- Aim of the exercise
Output the material word for word. Leave each picture out.

- Record extracts
┌──

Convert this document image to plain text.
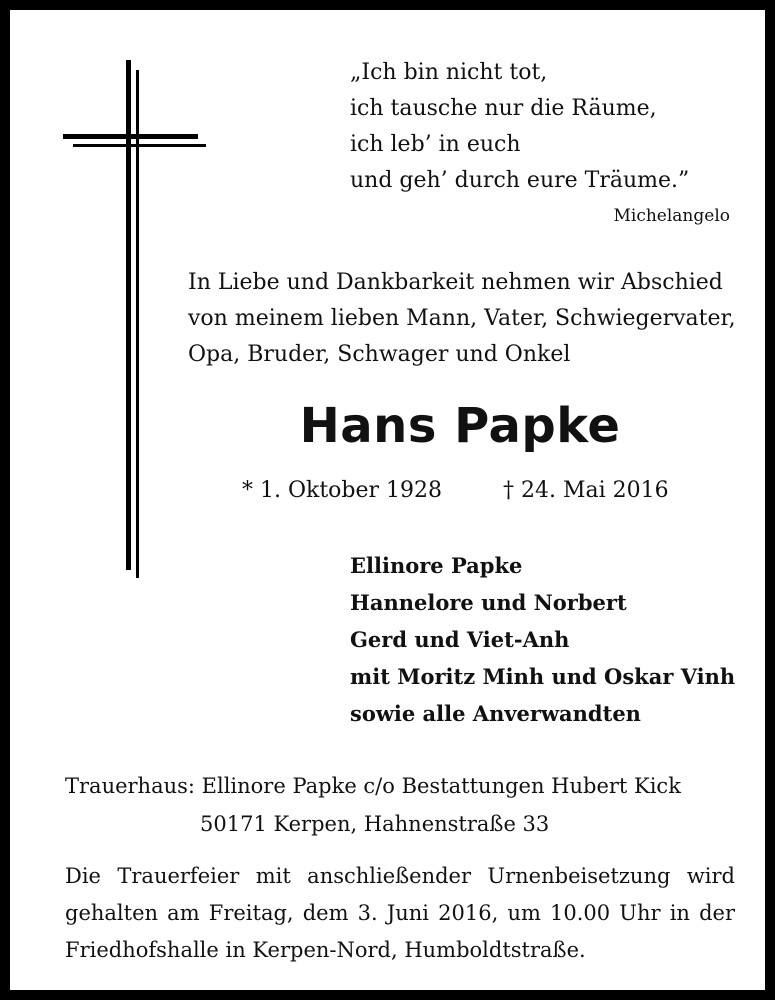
„Ich bin nicht tot,

ich tausche nur die Räume,

ich leb’ in euch

und geh’ durch eure Träume.”

Michelangelo

In Liebe und Dankbarkeit nehmen wir Abschied

von meinem lieben Mann, Vater, Schwiegervater,

Opa, Bruder, Schwager und Onkel

Hans Papke
* 1. Oktober 1928	† 24. Mai 2016

Ellinore Papke

Hannelore und Norbert

Gerd und Viet-Anh

mit Moritz Minh und Oskar Vinh

sowie alle Anverwandten

Trauerhaus: Ellinore Papke c/o Bestattungen Hubert Kick
50171 Kerpen, Hahnenstraße 33

Die Trauerfeier mit anschließender Urnenbeisetzung wird

gehalten am Freitag, dem 3. Juni 2016, um 10.00 Uhr in der

Friedhofshalle in Kerpen-Nord, Humboldtstraße.
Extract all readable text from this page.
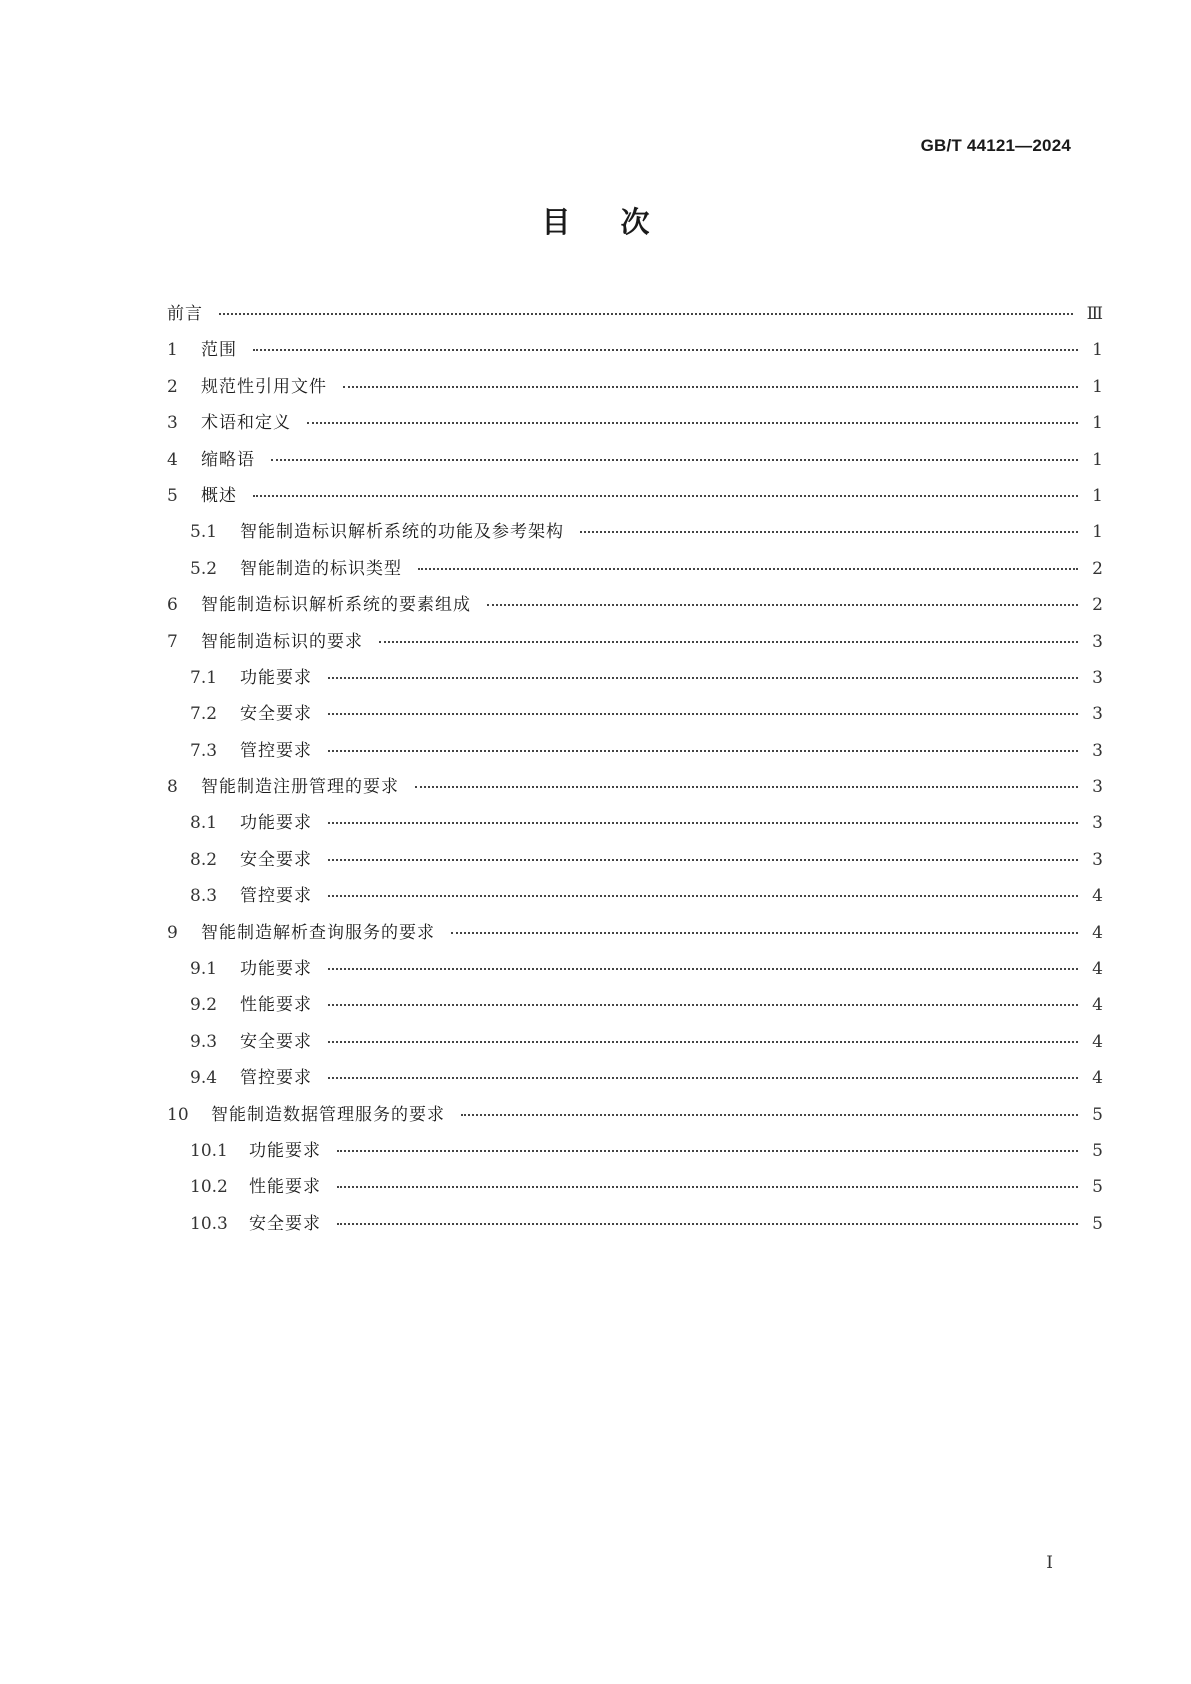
GB/T 44121—2024
目次
前言	Ⅲ
1	范围	1
2	规范性引用文件	1
3	术语和定义	1
4	缩略语	1
5	概述	1
5.1	智能制造标识解析系统的功能及参考架构	1
5.2	智能制造的标识类型	2
6	智能制造标识解析系统的要素组成	2
7	智能制造标识的要求	3
7.1	功能要求	3
7.2	安全要求	3
7.3	管控要求	3
8	智能制造注册管理的要求	3
8.1	功能要求	3
8.2	安全要求	3
8.3	管控要求	4
9	智能制造解析查询服务的要求	4
9.1	功能要求	4
9.2	性能要求	4
9.3	安全要求	4
9.4	管控要求	4
10	智能制造数据管理服务的要求	5
10.1	功能要求	5
10.2	性能要求	5
10.3	安全要求	5
I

└──

- Result of this exercise
Convert this document image to plain text.
„Ich bin nicht tot,

ich tausche nur die Räume,

ich leb’ in euch

und geh’ durch eure Träume.”

Michelangelo

In Liebe und Dankbarkeit nehmen wir Abschied

von meinem lieben Mann, Vater, Schwiegervater,

Opa, Bruder, Schwager und Onkel

Hans Papke
* 1. Oktober 1928	† 24. Mai 2016

Ellinore Papke

Hannelore und Norbert

Gerd und Viet-Anh

mit Moritz Minh und Oskar Vinh

sowie alle Anverwandten

Trauerhaus: Ellinore Papke c/o Bestattungen Hubert Kick
50171 Kerpen, Hahnenstraße 33

Die Trauerfeier mit anschließender Urnenbeisetzung wird

gehalten am Freitag, dem 3. Juni 2016, um 10.00 Uhr in der

Friedhofshalle in Kerpen-Nord, Humboldtstraße.
Extract all readable text from this page.
GB/T 44121—2024
目次
前言	Ⅲ
1	范围	1
2	规范性引用文件	1
3	术语和定义	1
4	缩略语	1
5	概述	1
5.1	智能制造标识解析系统的功能及参考架构	1
5.2	智能制造的标识类型	2
6	智能制造标识解析系统的要素组成	2
7	智能制造标识的要求	3
7.1	功能要求	3
7.2	安全要求	3
7.3	管控要求	3
8	智能制造注册管理的要求	3
8.1	功能要求	3
8.2	安全要求	3
8.3	管控要求	4
9	智能制造解析查询服务的要求	4
9.1	功能要求	4
9.2	性能要求	4
9.3	安全要求	4
9.4	管控要求	4
10	智能制造数据管理服务的要求	5
10.1	功能要求	5
10.2	性能要求	5
10.3	安全要求	5
I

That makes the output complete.